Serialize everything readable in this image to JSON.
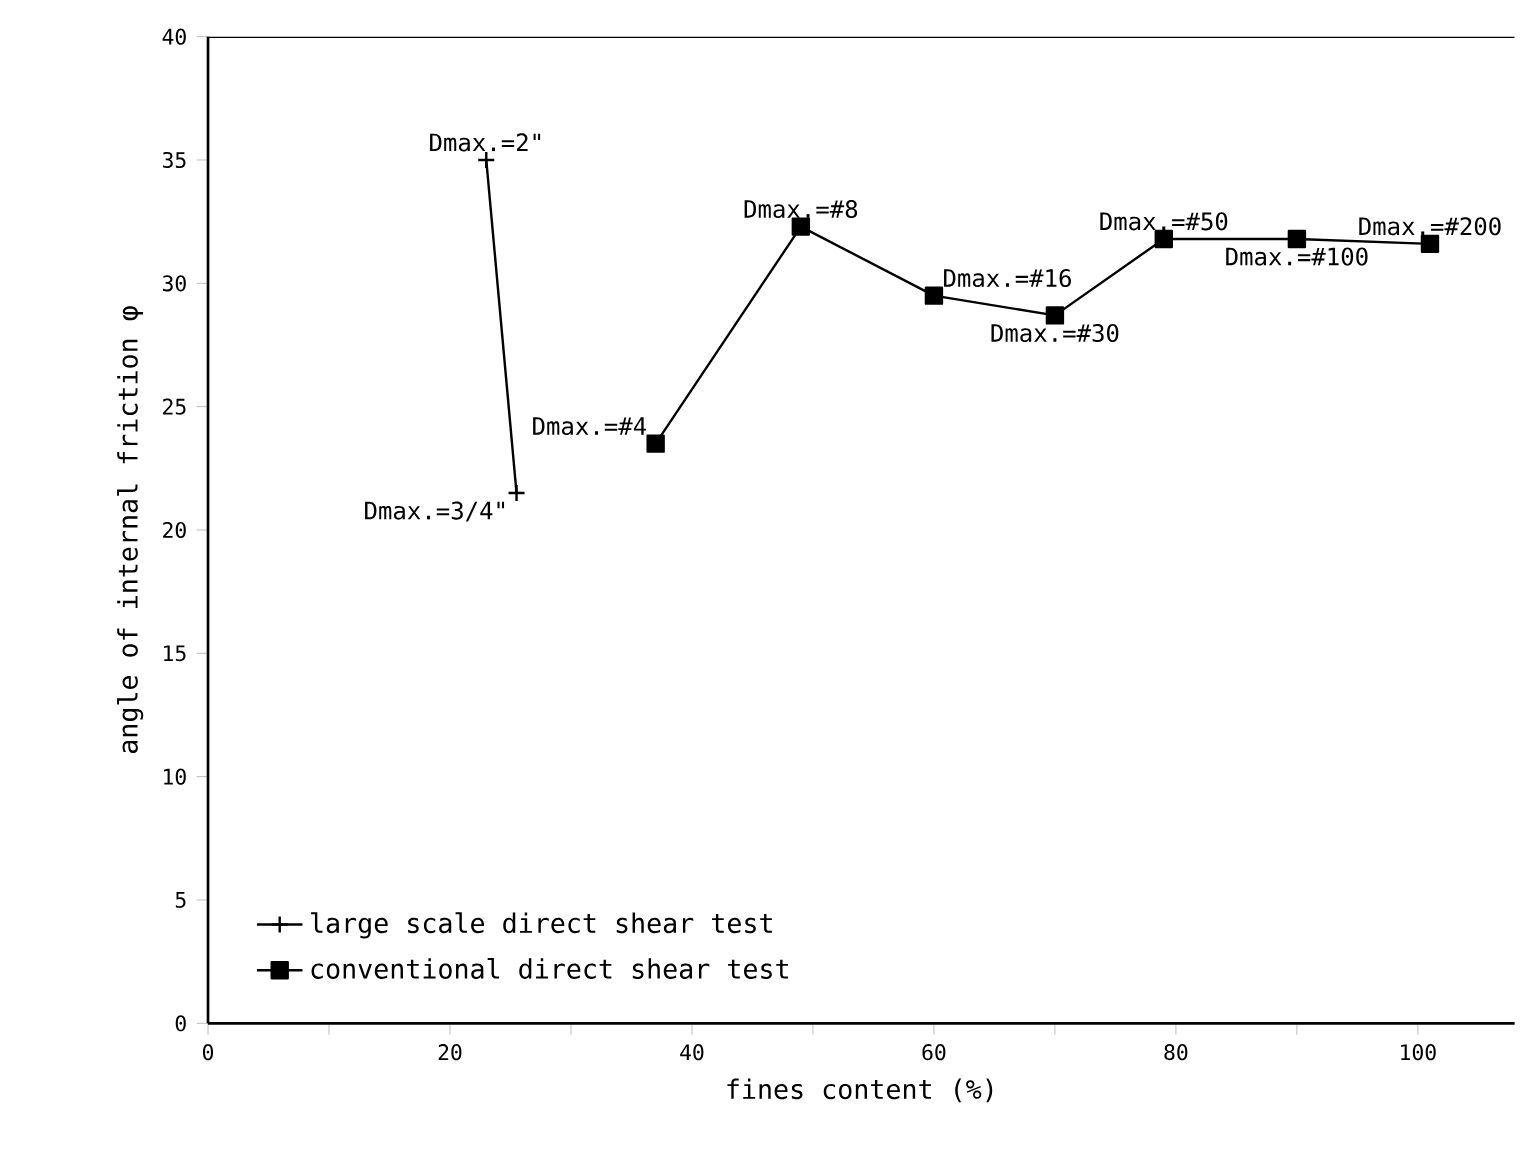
{
  "chart_data": {
    "type": "line",
    "xlabel": "fines content (%)",
    "ylabel": "angle of internal friction  φ",
    "xlim": [
      0,
      108
    ],
    "ylim": [
      0,
      40
    ],
    "xticks": [
      0,
      {
        "value": 10,
        "label": null
      },
      20,
      {
        "value": 30,
        "label": null
      },
      40,
      {
        "value": 50,
        "label": null
      },
      60,
      {
        "value": 70,
        "label": null
      },
      80,
      {
        "value": 90,
        "label": null
      },
      100
    ],
    "yticks": [
      0,
      5,
      10,
      15,
      20,
      25,
      30,
      35,
      40
    ],
    "legend": "bottom left",
    "grid": false,
    "line_style": "solid",
    "series": [
      {
        "name": "large scale direct shear test",
        "color": "#000000",
        "marker": "cross",
        "x": [
          23,
          25.5
        ],
        "values": [
          35,
          21.5
        ]
      },
      {
        "name": "conventional direct shear test",
        "color": "#000000",
        "marker": "square",
        "x": [
          37,
          49,
          60,
          70,
          79,
          90,
          101
        ],
        "values": [
          23.5,
          32.3,
          29.5,
          28.7,
          31.8,
          31.8,
          31.6
        ]
      }
    ],
    "annotations": [
      {
        "text": "Dmax.=2\"",
        "x": 23,
        "y": 35
      },
      {
        "text": "Dmax.=3/4\"",
        "x": 25.5,
        "y": 21.5
      },
      {
        "text": "Dmax.=#4",
        "x": 37,
        "y": 23.5
      },
      {
        "text": "Dmax.=#8",
        "x": 49,
        "y": 32.3
      },
      {
        "text": "Dmax.=#16",
        "x": 60,
        "y": 29.5
      },
      {
        "text": "Dmax.=#30",
        "x": 70,
        "y": 28.7
      },
      {
        "text": "Dmax.=#50",
        "x": 79,
        "y": 31.8
      },
      {
        "text": "Dmax.=#100",
        "x": 90,
        "y": 31.8
      },
      {
        "text": "Dmax.=#200",
        "x": 101,
        "y": 31.6
      }
    ]
  }
}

----

## Task brief
Of all the lines in the data above, state how many include "shear". Say only the number.

## Correct answer
2